### Exercise A
In the Internet marketing books thread, which book does sivers call Seth Godin's best overview?

### Passage given
Ask HN: Are there any good Internet marketing books? - kuvkir
Just wondering if you guys can recommend any fundamental reading on internet marketing, advertising and related subjects (probably with more emphasis on theory such as knuth or cormen for programming).<p>Thanks.
======
sivers
To get fundamentals and theory foundation, drop the "internet" part of your
requirement. The internet is just another way to connect people.

All successful marketing comes down to a fundamental understanding of people,
how we like to be spoken to, what captures our attention, and what messages
stick.

Read my notes and excerpts on some of these books to get an idea if they're
what you're looking for:

==

Small is the New Big - by Seth Godin

A "best-of" collection of small essays about marketing. Seth writes in general
terms meant to give you perspective, change the way you think about marketing,
and inspire you to actions, no matter how small, that make all the difference.
Read anything by Seth Godin (as others here have said), but this is his best
overview.

### Record set
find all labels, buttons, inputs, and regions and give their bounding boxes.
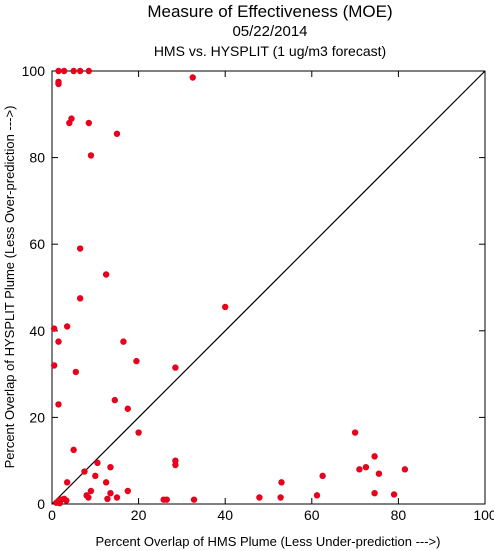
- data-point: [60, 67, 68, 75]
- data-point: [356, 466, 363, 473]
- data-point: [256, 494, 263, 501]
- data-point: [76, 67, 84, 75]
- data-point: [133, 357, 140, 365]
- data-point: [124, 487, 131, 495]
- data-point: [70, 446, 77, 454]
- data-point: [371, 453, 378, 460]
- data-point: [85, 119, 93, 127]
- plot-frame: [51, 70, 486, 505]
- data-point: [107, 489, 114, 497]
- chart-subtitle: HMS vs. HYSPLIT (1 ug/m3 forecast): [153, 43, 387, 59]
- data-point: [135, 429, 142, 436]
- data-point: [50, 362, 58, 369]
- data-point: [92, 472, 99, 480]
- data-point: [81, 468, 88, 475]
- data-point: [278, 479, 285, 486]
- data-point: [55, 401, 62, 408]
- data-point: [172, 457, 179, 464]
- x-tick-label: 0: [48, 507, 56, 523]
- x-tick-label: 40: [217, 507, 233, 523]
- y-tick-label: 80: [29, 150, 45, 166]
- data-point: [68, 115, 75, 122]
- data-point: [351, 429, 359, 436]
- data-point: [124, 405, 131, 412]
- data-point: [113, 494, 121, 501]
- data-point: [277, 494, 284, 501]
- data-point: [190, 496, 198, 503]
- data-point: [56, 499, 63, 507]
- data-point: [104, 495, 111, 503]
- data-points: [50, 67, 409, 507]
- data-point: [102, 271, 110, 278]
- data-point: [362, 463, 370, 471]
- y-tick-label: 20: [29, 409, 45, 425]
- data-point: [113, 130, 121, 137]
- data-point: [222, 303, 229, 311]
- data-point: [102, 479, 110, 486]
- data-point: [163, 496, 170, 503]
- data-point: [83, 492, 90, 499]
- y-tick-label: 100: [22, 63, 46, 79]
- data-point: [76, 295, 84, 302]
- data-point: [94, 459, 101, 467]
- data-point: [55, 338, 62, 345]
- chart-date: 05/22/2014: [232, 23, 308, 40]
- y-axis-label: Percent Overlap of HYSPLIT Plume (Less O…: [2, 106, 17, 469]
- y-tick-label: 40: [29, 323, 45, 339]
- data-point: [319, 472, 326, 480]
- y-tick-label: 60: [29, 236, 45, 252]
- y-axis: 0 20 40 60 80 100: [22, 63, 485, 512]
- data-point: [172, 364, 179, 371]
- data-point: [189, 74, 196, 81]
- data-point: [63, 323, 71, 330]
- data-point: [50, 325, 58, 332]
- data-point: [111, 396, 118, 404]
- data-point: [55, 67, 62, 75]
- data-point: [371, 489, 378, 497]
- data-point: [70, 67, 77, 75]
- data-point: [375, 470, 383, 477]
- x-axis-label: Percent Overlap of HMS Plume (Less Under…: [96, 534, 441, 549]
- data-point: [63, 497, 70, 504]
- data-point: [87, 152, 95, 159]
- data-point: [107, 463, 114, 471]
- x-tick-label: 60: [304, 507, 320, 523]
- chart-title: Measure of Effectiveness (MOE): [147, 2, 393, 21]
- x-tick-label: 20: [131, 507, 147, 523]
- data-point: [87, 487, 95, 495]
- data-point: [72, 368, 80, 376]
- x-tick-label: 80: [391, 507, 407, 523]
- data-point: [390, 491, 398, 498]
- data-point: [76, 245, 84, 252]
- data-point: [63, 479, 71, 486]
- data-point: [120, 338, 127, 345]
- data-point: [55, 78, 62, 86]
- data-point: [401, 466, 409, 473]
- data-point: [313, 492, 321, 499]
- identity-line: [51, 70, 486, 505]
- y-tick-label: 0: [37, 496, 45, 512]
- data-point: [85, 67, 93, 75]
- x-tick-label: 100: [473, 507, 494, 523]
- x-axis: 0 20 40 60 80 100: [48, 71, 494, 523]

### Exercise B
Return the lines of the records exactly, starting at the line that contains "- data-point: [60, 67, 68, 75]" and ending at the line that contains "- data-point: [85, 119, 93, 127]", with both of those lines included.

### Exercise solution A
Small is the New Big

### Exercise solution B
- data-point: [60, 67, 68, 75]
- data-point: [356, 466, 363, 473]
- data-point: [256, 494, 263, 501]
- data-point: [76, 67, 84, 75]
- data-point: [133, 357, 140, 365]
- data-point: [124, 487, 131, 495]
- data-point: [70, 446, 77, 454]
- data-point: [371, 453, 378, 460]
- data-point: [85, 119, 93, 127]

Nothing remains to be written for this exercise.